- EXERCISE OBJECTIVE: The entries below are to be transcribed in full, without their images.

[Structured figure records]
[start]
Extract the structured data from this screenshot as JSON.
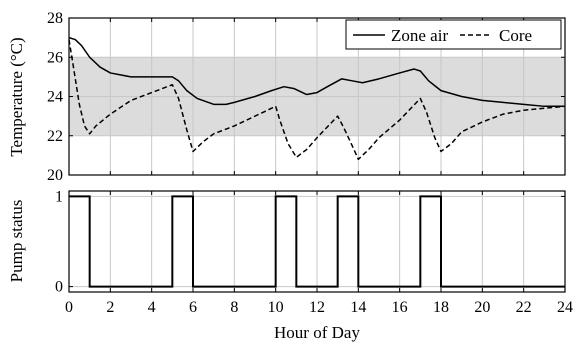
{
  "chart_data": [
    {
      "type": "line",
      "ylabel": "Temperature (°C)",
      "xlim": [
        0,
        24
      ],
      "ylim": [
        20,
        28
      ],
      "x_ticks": [
        0,
        2,
        4,
        6,
        8,
        10,
        12,
        14,
        16,
        18,
        20,
        22,
        24
      ],
      "y_ticks": [
        20,
        22,
        24,
        26,
        28
      ],
      "grid": true,
      "legend_position": "top-right",
      "comfort_band": [
        22,
        26
      ],
      "comfort_band_color": "#dcdcdc",
      "series": [
        {
          "name": "Zone air",
          "style": "solid",
          "color": "#000000",
          "points": [
            [
              0,
              27.0
            ],
            [
              0.3,
              26.9
            ],
            [
              0.6,
              26.6
            ],
            [
              1.0,
              26.0
            ],
            [
              1.5,
              25.5
            ],
            [
              2,
              25.2
            ],
            [
              3,
              25.0
            ],
            [
              4,
              25.0
            ],
            [
              5.0,
              25.0
            ],
            [
              5.3,
              24.8
            ],
            [
              5.7,
              24.3
            ],
            [
              6.2,
              23.9
            ],
            [
              7,
              23.6
            ],
            [
              7.6,
              23.6
            ],
            [
              8,
              23.7
            ],
            [
              9,
              24.0
            ],
            [
              9.8,
              24.3
            ],
            [
              10.4,
              24.5
            ],
            [
              10.9,
              24.4
            ],
            [
              11.5,
              24.1
            ],
            [
              12,
              24.2
            ],
            [
              12.5,
              24.5
            ],
            [
              13.2,
              24.9
            ],
            [
              13.7,
              24.8
            ],
            [
              14.2,
              24.7
            ],
            [
              15,
              24.9
            ],
            [
              16,
              25.2
            ],
            [
              16.7,
              25.4
            ],
            [
              17.0,
              25.3
            ],
            [
              17.4,
              24.8
            ],
            [
              18,
              24.3
            ],
            [
              19,
              24.0
            ],
            [
              20,
              23.8
            ],
            [
              21,
              23.7
            ],
            [
              22,
              23.6
            ],
            [
              23,
              23.5
            ],
            [
              24,
              23.5
            ]
          ]
        },
        {
          "name": "Core",
          "style": "dashed",
          "color": "#000000",
          "points": [
            [
              0,
              26.9
            ],
            [
              0.2,
              25.6
            ],
            [
              0.5,
              23.6
            ],
            [
              0.75,
              22.5
            ],
            [
              1.0,
              22.1
            ],
            [
              1.3,
              22.5
            ],
            [
              2,
              23.1
            ],
            [
              3,
              23.8
            ],
            [
              4,
              24.2
            ],
            [
              5.0,
              24.6
            ],
            [
              5.3,
              23.9
            ],
            [
              5.7,
              22.3
            ],
            [
              6.0,
              21.2
            ],
            [
              6.5,
              21.7
            ],
            [
              7,
              22.1
            ],
            [
              8,
              22.5
            ],
            [
              9,
              23.0
            ],
            [
              10,
              23.5
            ],
            [
              10.2,
              22.8
            ],
            [
              10.6,
              21.6
            ],
            [
              11.0,
              20.9
            ],
            [
              11.5,
              21.3
            ],
            [
              12,
              21.9
            ],
            [
              13,
              23.0
            ],
            [
              13.3,
              22.4
            ],
            [
              13.7,
              21.5
            ],
            [
              14.0,
              20.8
            ],
            [
              14.5,
              21.3
            ],
            [
              15,
              21.9
            ],
            [
              16,
              22.8
            ],
            [
              17,
              23.9
            ],
            [
              17.3,
              23.2
            ],
            [
              17.7,
              21.9
            ],
            [
              18.0,
              21.2
            ],
            [
              18.5,
              21.6
            ],
            [
              19,
              22.2
            ],
            [
              20,
              22.7
            ],
            [
              21,
              23.1
            ],
            [
              22,
              23.3
            ],
            [
              23,
              23.4
            ],
            [
              24,
              23.5
            ]
          ]
        }
      ]
    },
    {
      "type": "line",
      "xlabel": "Hour of Day",
      "ylabel": "Pump status",
      "xlim": [
        0,
        24
      ],
      "ylim": [
        -0.06,
        1.06
      ],
      "x_ticks": [
        0,
        2,
        4,
        6,
        8,
        10,
        12,
        14,
        16,
        18,
        20,
        22,
        24
      ],
      "y_ticks": [
        0,
        1
      ],
      "grid": true,
      "series": [
        {
          "style": "step",
          "color": "#000000",
          "points": [
            [
              0,
              1
            ],
            [
              1,
              1
            ],
            [
              1,
              0
            ],
            [
              5,
              0
            ],
            [
              5,
              1
            ],
            [
              6,
              1
            ],
            [
              6,
              0
            ],
            [
              10,
              0
            ],
            [
              10,
              1
            ],
            [
              11,
              1
            ],
            [
              11,
              0
            ],
            [
              13,
              0
            ],
            [
              13,
              1
            ],
            [
              14,
              1
            ],
            [
              14,
              0
            ],
            [
              17,
              0
            ],
            [
              17,
              1
            ],
            [
              18,
              1
            ],
            [
              18,
              0
            ],
            [
              24,
              0
            ]
          ]
        }
      ]
    }
  ]
}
[end]
- REPLY TO THE EXERCISE:
Extract the structured data from this screenshot as JSON.
{
  "chart_data": [
    {
      "type": "line",
      "ylabel": "Temperature (°C)",
      "xlim": [
        0,
        24
      ],
      "ylim": [
        20,
        28
      ],
      "x_ticks": [
        0,
        2,
        4,
        6,
        8,
        10,
        12,
        14,
        16,
        18,
        20,
        22,
        24
      ],
      "y_ticks": [
        20,
        22,
        24,
        26,
        28
      ],
      "grid": true,
      "legend_position": "top-right",
      "comfort_band": [
        22,
        26
      ],
      "comfort_band_color": "#dcdcdc",
      "series": [
        {
          "name": "Zone air",
          "style": "solid",
          "color": "#000000",
          "points": [
            [
              0,
              27.0
            ],
            [
              0.3,
              26.9
            ],
            [
              0.6,
              26.6
            ],
            [
              1.0,
              26.0
            ],
            [
              1.5,
              25.5
            ],
            [
              2,
              25.2
            ],
            [
              3,
              25.0
            ],
            [
              4,
              25.0
            ],
            [
              5.0,
              25.0
            ],
            [
              5.3,
              24.8
            ],
            [
              5.7,
              24.3
            ],
            [
              6.2,
              23.9
            ],
            [
              7,
              23.6
            ],
            [
              7.6,
              23.6
            ],
            [
              8,
              23.7
            ],
            [
              9,
              24.0
            ],
            [
              9.8,
              24.3
            ],
            [
              10.4,
              24.5
            ],
            [
              10.9,
              24.4
            ],
            [
              11.5,
              24.1
            ],
            [
              12,
              24.2
            ],
            [
              12.5,
              24.5
            ],
            [
              13.2,
              24.9
            ],
            [
              13.7,
              24.8
            ],
            [
              14.2,
              24.7
            ],
            [
              15,
              24.9
            ],
            [
              16,
              25.2
            ],
            [
              16.7,
              25.4
            ],
            [
              17.0,
              25.3
            ],
            [
              17.4,
              24.8
            ],
            [
              18,
              24.3
            ],
            [
              19,
              24.0
            ],
            [
              20,
              23.8
            ],
            [
              21,
              23.7
            ],
            [
              22,
              23.6
            ],
            [
              23,
              23.5
            ],
            [
              24,
              23.5
            ]
          ]
        },
        {
          "name": "Core",
          "style": "dashed",
          "color": "#000000",
          "points": [
            [
              0,
              26.9
            ],
            [
              0.2,
              25.6
            ],
            [
              0.5,
              23.6
            ],
            [
              0.75,
              22.5
            ],
            [
              1.0,
              22.1
            ],
            [
              1.3,
              22.5
            ],
            [
              2,
              23.1
            ],
            [
              3,
              23.8
            ],
            [
              4,
              24.2
            ],
            [
              5.0,
              24.6
            ],
            [
              5.3,
              23.9
            ],
            [
              5.7,
              22.3
            ],
            [
              6.0,
              21.2
            ],
            [
              6.5,
              21.7
            ],
            [
              7,
              22.1
            ],
            [
              8,
              22.5
            ],
            [
              9,
              23.0
            ],
            [
              10,
              23.5
            ],
            [
              10.2,
              22.8
            ],
            [
              10.6,
              21.6
            ],
            [
              11.0,
              20.9
            ],
            [
              11.5,
              21.3
            ],
            [
              12,
              21.9
            ],
            [
              13,
              23.0
            ],
            [
              13.3,
              22.4
            ],
            [
              13.7,
              21.5
            ],
            [
              14.0,
              20.8
            ],
            [
              14.5,
              21.3
            ],
            [
              15,
              21.9
            ],
            [
              16,
              22.8
            ],
            [
              17,
              23.9
            ],
            [
              17.3,
              23.2
            ],
            [
              17.7,
              21.9
            ],
            [
              18.0,
              21.2
            ],
            [
              18.5,
              21.6
            ],
            [
              19,
              22.2
            ],
            [
              20,
              22.7
            ],
            [
              21,
              23.1
            ],
            [
              22,
              23.3
            ],
            [
              23,
              23.4
            ],
            [
              24,
              23.5
            ]
          ]
        }
      ]
    },
    {
      "type": "line",
      "xlabel": "Hour of Day",
      "ylabel": "Pump status",
      "xlim": [
        0,
        24
      ],
      "ylim": [
        -0.06,
        1.06
      ],
      "x_ticks": [
        0,
        2,
        4,
        6,
        8,
        10,
        12,
        14,
        16,
        18,
        20,
        22,
        24
      ],
      "y_ticks": [
        0,
        1
      ],
      "grid": true,
      "series": [
        {
          "style": "step",
          "color": "#000000",
          "points": [
            [
              0,
              1
            ],
            [
              1,
              1
            ],
            [
              1,
              0
            ],
            [
              5,
              0
            ],
            [
              5,
              1
            ],
            [
              6,
              1
            ],
            [
              6,
              0
            ],
            [
              10,
              0
            ],
            [
              10,
              1
            ],
            [
              11,
              1
            ],
            [
              11,
              0
            ],
            [
              13,
              0
            ],
            [
              13,
              1
            ],
            [
              14,
              1
            ],
            [
              14,
              0
            ],
            [
              17,
              0
            ],
            [
              17,
              1
            ],
            [
              18,
              1
            ],
            [
              18,
              0
            ],
            [
              24,
              0
            ]
          ]
        }
      ]
    }
  ]
}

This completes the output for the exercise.